The data must be returned in full and exactly as given.

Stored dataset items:
- - - - -
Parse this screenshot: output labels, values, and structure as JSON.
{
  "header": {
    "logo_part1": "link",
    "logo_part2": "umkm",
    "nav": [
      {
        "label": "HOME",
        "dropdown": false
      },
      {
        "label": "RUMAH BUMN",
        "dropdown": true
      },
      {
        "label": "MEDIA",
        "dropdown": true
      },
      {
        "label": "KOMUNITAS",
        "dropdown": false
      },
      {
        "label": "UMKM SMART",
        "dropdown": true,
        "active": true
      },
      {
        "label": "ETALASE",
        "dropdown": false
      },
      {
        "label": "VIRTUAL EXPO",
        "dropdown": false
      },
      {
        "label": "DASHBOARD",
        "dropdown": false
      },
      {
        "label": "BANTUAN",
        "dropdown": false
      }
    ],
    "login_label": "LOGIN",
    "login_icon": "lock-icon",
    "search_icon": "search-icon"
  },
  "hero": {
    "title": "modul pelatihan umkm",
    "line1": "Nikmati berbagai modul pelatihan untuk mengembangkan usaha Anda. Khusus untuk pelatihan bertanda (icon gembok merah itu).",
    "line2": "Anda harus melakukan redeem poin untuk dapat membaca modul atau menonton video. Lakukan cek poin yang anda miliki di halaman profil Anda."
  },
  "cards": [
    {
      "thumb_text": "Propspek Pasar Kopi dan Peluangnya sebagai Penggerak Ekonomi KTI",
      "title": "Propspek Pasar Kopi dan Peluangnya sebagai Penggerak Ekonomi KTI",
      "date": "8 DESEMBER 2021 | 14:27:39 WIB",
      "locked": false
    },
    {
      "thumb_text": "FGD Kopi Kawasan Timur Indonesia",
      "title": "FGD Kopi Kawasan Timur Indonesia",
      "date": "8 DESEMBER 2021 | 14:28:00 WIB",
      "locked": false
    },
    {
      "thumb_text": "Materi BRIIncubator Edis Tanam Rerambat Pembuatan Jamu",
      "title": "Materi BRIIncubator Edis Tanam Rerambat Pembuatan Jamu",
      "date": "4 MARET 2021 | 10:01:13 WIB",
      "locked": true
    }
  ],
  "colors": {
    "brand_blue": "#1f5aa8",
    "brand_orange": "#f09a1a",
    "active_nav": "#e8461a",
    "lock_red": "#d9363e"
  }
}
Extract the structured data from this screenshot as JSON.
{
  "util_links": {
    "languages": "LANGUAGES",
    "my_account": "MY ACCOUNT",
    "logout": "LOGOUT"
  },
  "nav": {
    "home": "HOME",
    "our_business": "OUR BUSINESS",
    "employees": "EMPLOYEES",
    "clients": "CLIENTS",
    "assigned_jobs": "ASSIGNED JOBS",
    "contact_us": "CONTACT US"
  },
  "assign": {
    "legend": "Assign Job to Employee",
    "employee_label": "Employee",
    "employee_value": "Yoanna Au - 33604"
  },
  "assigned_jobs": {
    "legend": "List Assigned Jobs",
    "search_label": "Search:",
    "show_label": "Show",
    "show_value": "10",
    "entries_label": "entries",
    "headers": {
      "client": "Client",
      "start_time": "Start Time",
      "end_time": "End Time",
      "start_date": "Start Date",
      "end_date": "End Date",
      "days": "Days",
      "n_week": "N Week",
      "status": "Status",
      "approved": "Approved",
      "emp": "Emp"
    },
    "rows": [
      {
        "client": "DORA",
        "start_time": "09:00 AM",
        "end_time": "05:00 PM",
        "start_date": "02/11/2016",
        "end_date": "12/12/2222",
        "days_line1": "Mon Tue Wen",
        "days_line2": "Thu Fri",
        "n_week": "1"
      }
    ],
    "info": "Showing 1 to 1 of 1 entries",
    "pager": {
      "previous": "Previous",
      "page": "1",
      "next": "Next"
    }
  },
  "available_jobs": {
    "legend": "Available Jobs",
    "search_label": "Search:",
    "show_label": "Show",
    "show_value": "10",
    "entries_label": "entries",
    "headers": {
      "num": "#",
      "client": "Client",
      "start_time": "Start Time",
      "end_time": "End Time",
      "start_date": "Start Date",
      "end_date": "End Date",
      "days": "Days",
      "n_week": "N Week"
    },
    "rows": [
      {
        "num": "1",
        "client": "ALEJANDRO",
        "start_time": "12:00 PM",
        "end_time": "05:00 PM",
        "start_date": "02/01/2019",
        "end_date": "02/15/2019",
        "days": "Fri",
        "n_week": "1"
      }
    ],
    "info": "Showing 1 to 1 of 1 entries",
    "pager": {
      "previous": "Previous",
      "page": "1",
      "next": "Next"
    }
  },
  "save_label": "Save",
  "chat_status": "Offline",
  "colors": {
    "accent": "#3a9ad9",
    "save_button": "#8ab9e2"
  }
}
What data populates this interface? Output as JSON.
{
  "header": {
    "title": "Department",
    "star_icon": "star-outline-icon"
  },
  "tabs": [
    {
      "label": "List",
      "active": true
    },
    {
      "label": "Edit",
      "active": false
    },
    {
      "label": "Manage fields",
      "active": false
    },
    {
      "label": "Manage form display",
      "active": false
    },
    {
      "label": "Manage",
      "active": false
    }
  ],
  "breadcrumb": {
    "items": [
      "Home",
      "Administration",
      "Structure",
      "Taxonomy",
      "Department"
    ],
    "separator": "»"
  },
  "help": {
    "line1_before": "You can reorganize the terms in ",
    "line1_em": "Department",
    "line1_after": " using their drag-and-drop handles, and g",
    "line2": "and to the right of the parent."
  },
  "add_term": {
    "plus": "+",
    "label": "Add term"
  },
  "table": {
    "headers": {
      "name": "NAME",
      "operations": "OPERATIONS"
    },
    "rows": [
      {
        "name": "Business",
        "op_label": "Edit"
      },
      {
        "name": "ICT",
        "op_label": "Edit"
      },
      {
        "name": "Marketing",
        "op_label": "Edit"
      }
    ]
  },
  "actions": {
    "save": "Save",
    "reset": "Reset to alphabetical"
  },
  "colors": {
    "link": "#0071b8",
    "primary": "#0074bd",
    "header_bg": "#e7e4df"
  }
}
- - - - -
Complete response:
Parse this screenshot: output labels, values, and structure as JSON.
{
  "header": {
    "logo_part1": "link",
    "logo_part2": "umkm",
    "nav": [
      {
        "label": "HOME",
        "dropdown": false
      },
      {
        "label": "RUMAH BUMN",
        "dropdown": true
      },
      {
        "label": "MEDIA",
        "dropdown": true
      },
      {
        "label": "KOMUNITAS",
        "dropdown": false
      },
      {
        "label": "UMKM SMART",
        "dropdown": true,
        "active": true
      },
      {
        "label": "ETALASE",
        "dropdown": false
      },
      {
        "label": "VIRTUAL EXPO",
        "dropdown": false
      },
      {
        "label": "DASHBOARD",
        "dropdown": false
      },
      {
        "label": "BANTUAN",
        "dropdown": false
      }
    ],
    "login_label": "LOGIN",
    "login_icon": "lock-icon",
    "search_icon": "search-icon"
  },
  "hero": {
    "title": "modul pelatihan umkm",
    "line1": "Nikmati berbagai modul pelatihan untuk mengembangkan usaha Anda. Khusus untuk pelatihan bertanda (icon gembok merah itu).",
    "line2": "Anda harus melakukan redeem poin untuk dapat membaca modul atau menonton video. Lakukan cek poin yang anda miliki di halaman profil Anda."
  },
  "cards": [
    {
      "thumb_text": "Propspek Pasar Kopi dan Peluangnya sebagai Penggerak Ekonomi KTI",
      "title": "Propspek Pasar Kopi dan Peluangnya sebagai Penggerak Ekonomi KTI",
      "date": "8 DESEMBER 2021 | 14:27:39 WIB",
      "locked": false
    },
    {
      "thumb_text": "FGD Kopi Kawasan Timur Indonesia",
      "title": "FGD Kopi Kawasan Timur Indonesia",
      "date": "8 DESEMBER 2021 | 14:28:00 WIB",
      "locked": false
    },
    {
      "thumb_text": "Materi BRIIncubator Edis Tanam Rerambat Pembuatan Jamu",
      "title": "Materi BRIIncubator Edis Tanam Rerambat Pembuatan Jamu",
      "date": "4 MARET 2021 | 10:01:13 WIB",
      "locked": true
    }
  ],
  "colors": {
    "brand_blue": "#1f5aa8",
    "brand_orange": "#f09a1a",
    "active_nav": "#e8461a",
    "lock_red": "#d9363e"
  }
}
Extract the structured data from this screenshot as JSON.
{
  "util_links": {
    "languages": "LANGUAGES",
    "my_account": "MY ACCOUNT",
    "logout": "LOGOUT"
  },
  "nav": {
    "home": "HOME",
    "our_business": "OUR BUSINESS",
    "employees": "EMPLOYEES",
    "clients": "CLIENTS",
    "assigned_jobs": "ASSIGNED JOBS",
    "contact_us": "CONTACT US"
  },
  "assign": {
    "legend": "Assign Job to Employee",
    "employee_label": "Employee",
    "employee_value": "Yoanna Au - 33604"
  },
  "assigned_jobs": {
    "legend": "List Assigned Jobs",
    "search_label": "Search:",
    "show_label": "Show",
    "show_value": "10",
    "entries_label": "entries",
    "headers": {
      "client": "Client",
      "start_time": "Start Time",
      "end_time": "End Time",
      "start_date": "Start Date",
      "end_date": "End Date",
      "days": "Days",
      "n_week": "N Week",
      "status": "Status",
      "approved": "Approved",
      "emp": "Emp"
    },
    "rows": [
      {
        "client": "DORA",
        "start_time": "09:00 AM",
        "end_time": "05:00 PM",
        "start_date": "02/11/2016",
        "end_date": "12/12/2222",
        "days_line1": "Mon Tue Wen",
        "days_line2": "Thu Fri",
        "n_week": "1"
      }
    ],
    "info": "Showing 1 to 1 of 1 entries",
    "pager": {
      "previous": "Previous",
      "page": "1",
      "next": "Next"
    }
  },
  "available_jobs": {
    "legend": "Available Jobs",
    "search_label": "Search:",
    "show_label": "Show",
    "show_value": "10",
    "entries_label": "entries",
    "headers": {
      "num": "#",
      "client": "Client",
      "start_time": "Start Time",
      "end_time": "End Time",
      "start_date": "Start Date",
      "end_date": "End Date",
      "days": "Days",
      "n_week": "N Week"
    },
    "rows": [
      {
        "num": "1",
        "client": "ALEJANDRO",
        "start_time": "12:00 PM",
        "end_time": "05:00 PM",
        "start_date": "02/01/2019",
        "end_date": "02/15/2019",
        "days": "Fri",
        "n_week": "1"
      }
    ],
    "info": "Showing 1 to 1 of 1 entries",
    "pager": {
      "previous": "Previous",
      "page": "1",
      "next": "Next"
    }
  },
  "save_label": "Save",
  "chat_status": "Offline",
  "colors": {
    "accent": "#3a9ad9",
    "save_button": "#8ab9e2"
  }
}
What data populates this interface? Output as JSON.
{
  "header": {
    "title": "Department",
    "star_icon": "star-outline-icon"
  },
  "tabs": [
    {
      "label": "List",
      "active": true
    },
    {
      "label": "Edit",
      "active": false
    },
    {
      "label": "Manage fields",
      "active": false
    },
    {
      "label": "Manage form display",
      "active": false
    },
    {
      "label": "Manage",
      "active": false
    }
  ],
  "breadcrumb": {
    "items": [
      "Home",
      "Administration",
      "Structure",
      "Taxonomy",
      "Department"
    ],
    "separator": "»"
  },
  "help": {
    "line1_before": "You can reorganize the terms in ",
    "line1_em": "Department",
    "line1_after": " using their drag-and-drop handles, and g",
    "line2": "and to the right of the parent."
  },
  "add_term": {
    "plus": "+",
    "label": "Add term"
  },
  "table": {
    "headers": {
      "name": "NAME",
      "operations": "OPERATIONS"
    },
    "rows": [
      {
        "name": "Business",
        "op_label": "Edit"
      },
      {
        "name": "ICT",
        "op_label": "Edit"
      },
      {
        "name": "Marketing",
        "op_label": "Edit"
      }
    ]
  },
  "actions": {
    "save": "Save",
    "reset": "Reset to alphabetical"
  },
  "colors": {
    "link": "#0071b8",
    "primary": "#0074bd",
    "header_bg": "#e7e4df"
  }
}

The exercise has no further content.